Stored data
______________________________
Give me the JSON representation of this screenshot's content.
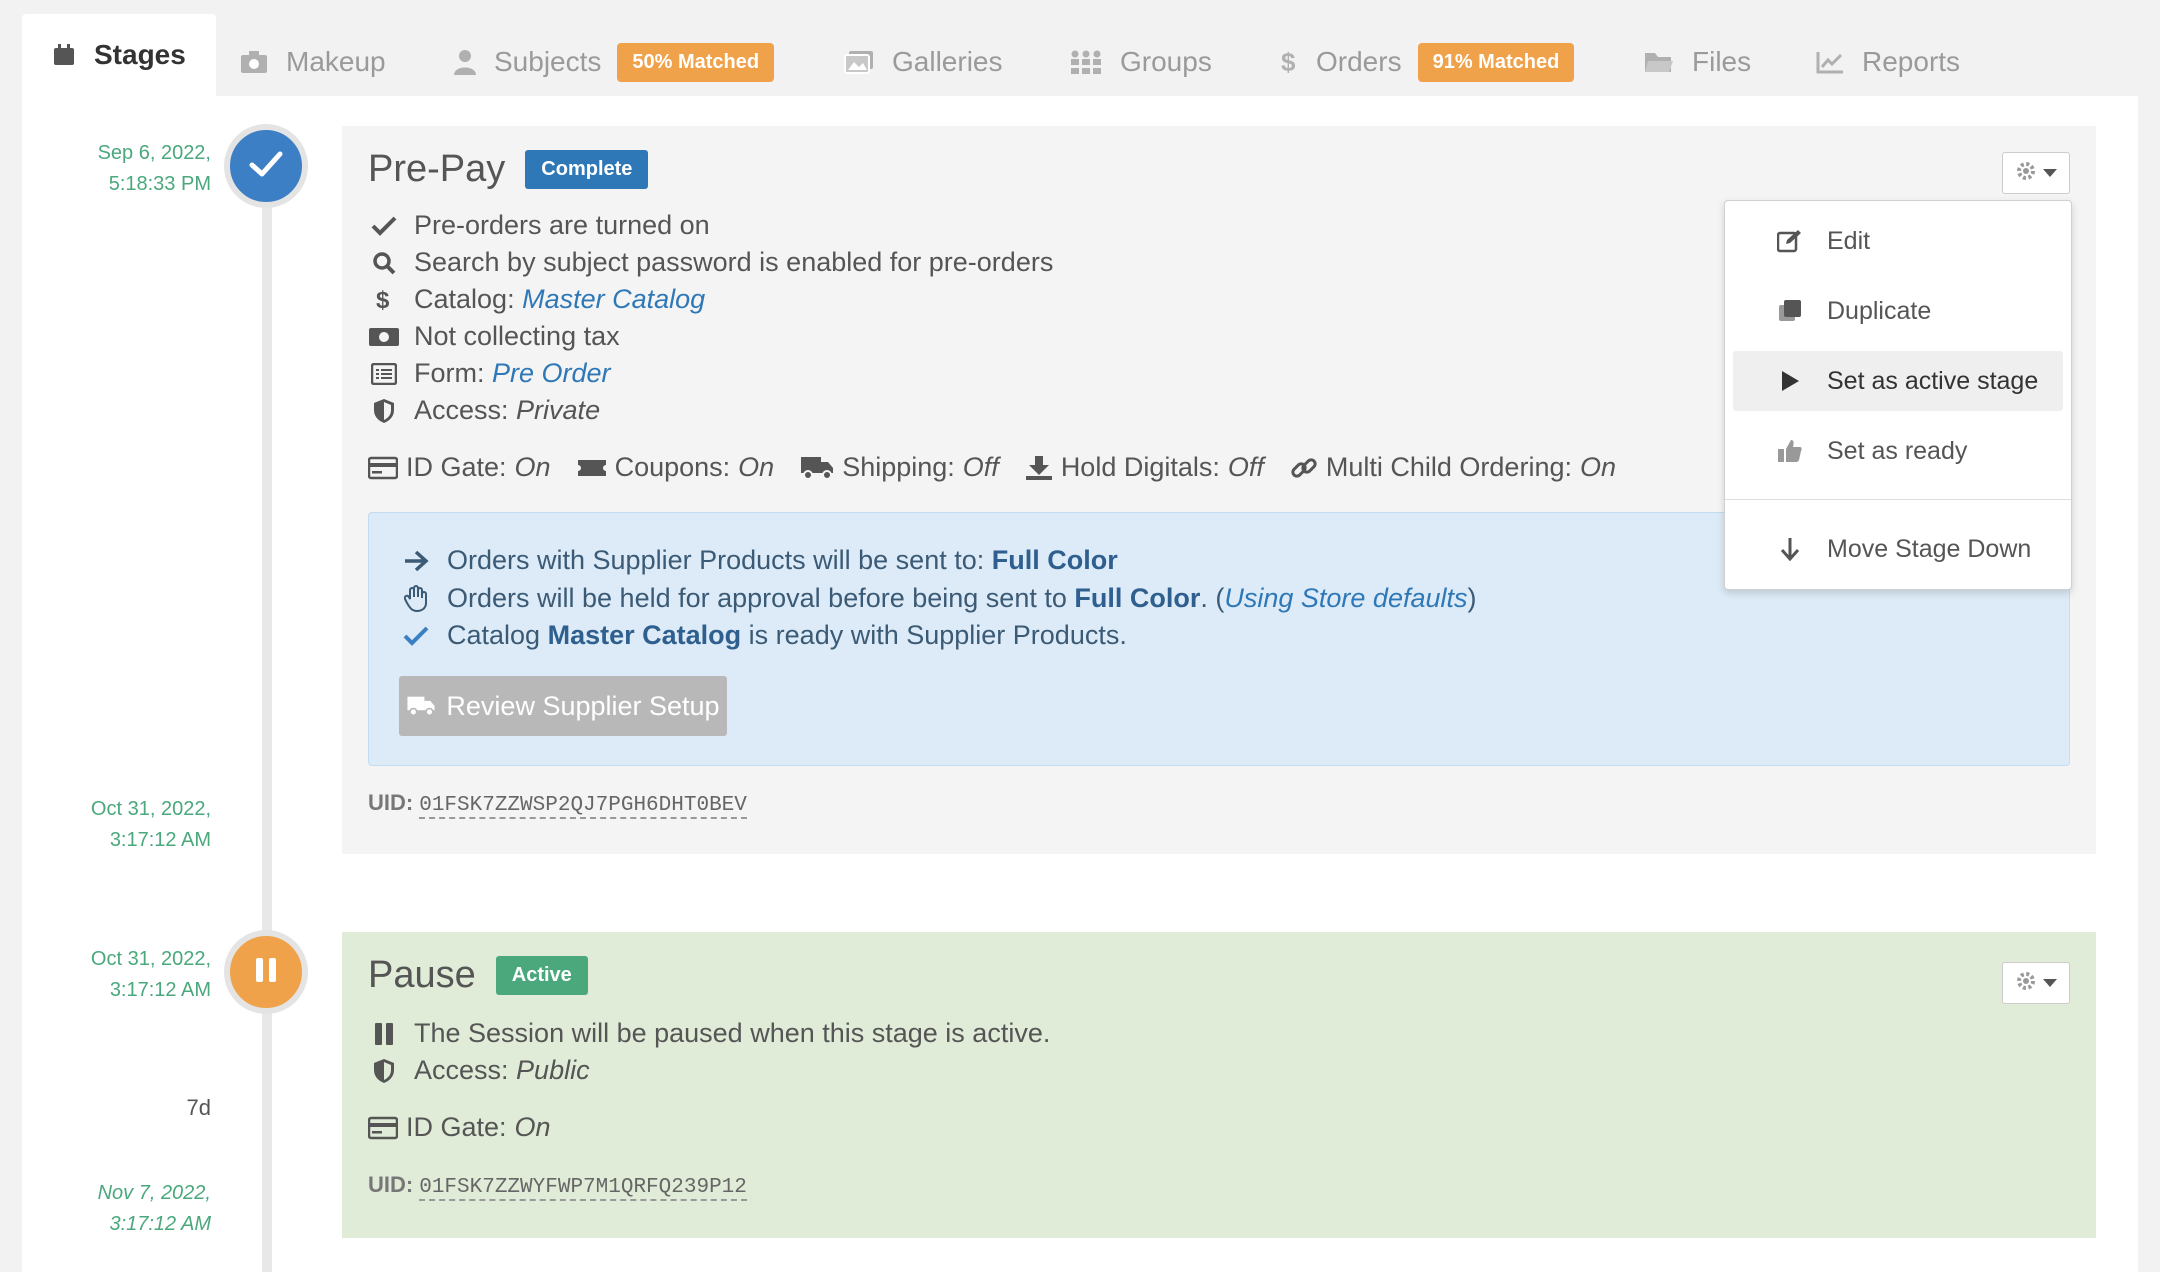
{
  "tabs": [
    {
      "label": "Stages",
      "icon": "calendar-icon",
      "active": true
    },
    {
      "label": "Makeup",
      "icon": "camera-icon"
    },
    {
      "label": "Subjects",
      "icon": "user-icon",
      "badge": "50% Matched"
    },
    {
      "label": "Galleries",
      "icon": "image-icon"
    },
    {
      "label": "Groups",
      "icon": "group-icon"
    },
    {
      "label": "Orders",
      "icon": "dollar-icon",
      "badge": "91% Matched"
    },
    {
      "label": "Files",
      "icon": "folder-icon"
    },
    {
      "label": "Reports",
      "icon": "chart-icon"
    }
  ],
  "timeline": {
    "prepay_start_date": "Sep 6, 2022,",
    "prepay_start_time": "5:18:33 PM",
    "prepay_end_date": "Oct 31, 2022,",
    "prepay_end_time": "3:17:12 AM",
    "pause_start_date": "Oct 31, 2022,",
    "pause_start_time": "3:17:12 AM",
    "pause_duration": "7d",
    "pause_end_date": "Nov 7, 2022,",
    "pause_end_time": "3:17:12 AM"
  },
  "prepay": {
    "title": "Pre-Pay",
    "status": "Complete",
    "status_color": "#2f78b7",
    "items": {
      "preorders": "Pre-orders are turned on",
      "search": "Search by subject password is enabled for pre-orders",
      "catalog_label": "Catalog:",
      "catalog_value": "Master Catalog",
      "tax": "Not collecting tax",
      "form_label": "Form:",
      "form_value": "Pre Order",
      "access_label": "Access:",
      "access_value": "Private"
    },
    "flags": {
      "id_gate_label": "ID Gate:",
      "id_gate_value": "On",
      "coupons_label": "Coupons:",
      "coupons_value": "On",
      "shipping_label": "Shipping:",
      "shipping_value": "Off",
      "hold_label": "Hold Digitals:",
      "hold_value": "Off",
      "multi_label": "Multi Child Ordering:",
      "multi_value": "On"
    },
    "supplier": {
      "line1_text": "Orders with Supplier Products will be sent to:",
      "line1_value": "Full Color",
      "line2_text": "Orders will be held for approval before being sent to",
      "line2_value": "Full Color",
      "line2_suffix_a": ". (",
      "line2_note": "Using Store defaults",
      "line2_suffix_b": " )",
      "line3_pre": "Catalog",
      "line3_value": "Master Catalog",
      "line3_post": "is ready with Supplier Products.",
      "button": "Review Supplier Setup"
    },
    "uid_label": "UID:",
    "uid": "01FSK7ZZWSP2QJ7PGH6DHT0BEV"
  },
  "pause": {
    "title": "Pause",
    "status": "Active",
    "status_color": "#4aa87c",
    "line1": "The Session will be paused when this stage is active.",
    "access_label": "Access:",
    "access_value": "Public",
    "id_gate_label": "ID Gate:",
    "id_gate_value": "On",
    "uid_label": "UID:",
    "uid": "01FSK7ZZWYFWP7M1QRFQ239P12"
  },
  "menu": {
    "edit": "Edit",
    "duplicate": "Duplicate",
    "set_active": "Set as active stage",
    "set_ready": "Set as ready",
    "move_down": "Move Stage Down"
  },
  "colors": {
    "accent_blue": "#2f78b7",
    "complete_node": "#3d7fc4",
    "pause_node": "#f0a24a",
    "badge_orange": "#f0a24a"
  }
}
______________________________
Aim - What is needed is an exact reproduction of the data, pictures excluded.

Result for this exercise -
Give me the JSON representation of this screenshot's content.
{
  "tabs": [
    {
      "label": "Stages",
      "icon": "calendar-icon",
      "active": true
    },
    {
      "label": "Makeup",
      "icon": "camera-icon"
    },
    {
      "label": "Subjects",
      "icon": "user-icon",
      "badge": "50% Matched"
    },
    {
      "label": "Galleries",
      "icon": "image-icon"
    },
    {
      "label": "Groups",
      "icon": "group-icon"
    },
    {
      "label": "Orders",
      "icon": "dollar-icon",
      "badge": "91% Matched"
    },
    {
      "label": "Files",
      "icon": "folder-icon"
    },
    {
      "label": "Reports",
      "icon": "chart-icon"
    }
  ],
  "timeline": {
    "prepay_start_date": "Sep 6, 2022,",
    "prepay_start_time": "5:18:33 PM",
    "prepay_end_date": "Oct 31, 2022,",
    "prepay_end_time": "3:17:12 AM",
    "pause_start_date": "Oct 31, 2022,",
    "pause_start_time": "3:17:12 AM",
    "pause_duration": "7d",
    "pause_end_date": "Nov 7, 2022,",
    "pause_end_time": "3:17:12 AM"
  },
  "prepay": {
    "title": "Pre-Pay",
    "status": "Complete",
    "status_color": "#2f78b7",
    "items": {
      "preorders": "Pre-orders are turned on",
      "search": "Search by subject password is enabled for pre-orders",
      "catalog_label": "Catalog:",
      "catalog_value": "Master Catalog",
      "tax": "Not collecting tax",
      "form_label": "Form:",
      "form_value": "Pre Order",
      "access_label": "Access:",
      "access_value": "Private"
    },
    "flags": {
      "id_gate_label": "ID Gate:",
      "id_gate_value": "On",
      "coupons_label": "Coupons:",
      "coupons_value": "On",
      "shipping_label": "Shipping:",
      "shipping_value": "Off",
      "hold_label": "Hold Digitals:",
      "hold_value": "Off",
      "multi_label": "Multi Child Ordering:",
      "multi_value": "On"
    },
    "supplier": {
      "line1_text": "Orders with Supplier Products will be sent to:",
      "line1_value": "Full Color",
      "line2_text": "Orders will be held for approval before being sent to",
      "line2_value": "Full Color",
      "line2_suffix_a": ". (",
      "line2_note": "Using Store defaults",
      "line2_suffix_b": " )",
      "line3_pre": "Catalog",
      "line3_value": "Master Catalog",
      "line3_post": "is ready with Supplier Products.",
      "button": "Review Supplier Setup"
    },
    "uid_label": "UID:",
    "uid": "01FSK7ZZWSP2QJ7PGH6DHT0BEV"
  },
  "pause": {
    "title": "Pause",
    "status": "Active",
    "status_color": "#4aa87c",
    "line1": "The Session will be paused when this stage is active.",
    "access_label": "Access:",
    "access_value": "Public",
    "id_gate_label": "ID Gate:",
    "id_gate_value": "On",
    "uid_label": "UID:",
    "uid": "01FSK7ZZWYFWP7M1QRFQ239P12"
  },
  "menu": {
    "edit": "Edit",
    "duplicate": "Duplicate",
    "set_active": "Set as active stage",
    "set_ready": "Set as ready",
    "move_down": "Move Stage Down"
  },
  "colors": {
    "accent_blue": "#2f78b7",
    "complete_node": "#3d7fc4",
    "pause_node": "#f0a24a",
    "badge_orange": "#f0a24a"
  }
}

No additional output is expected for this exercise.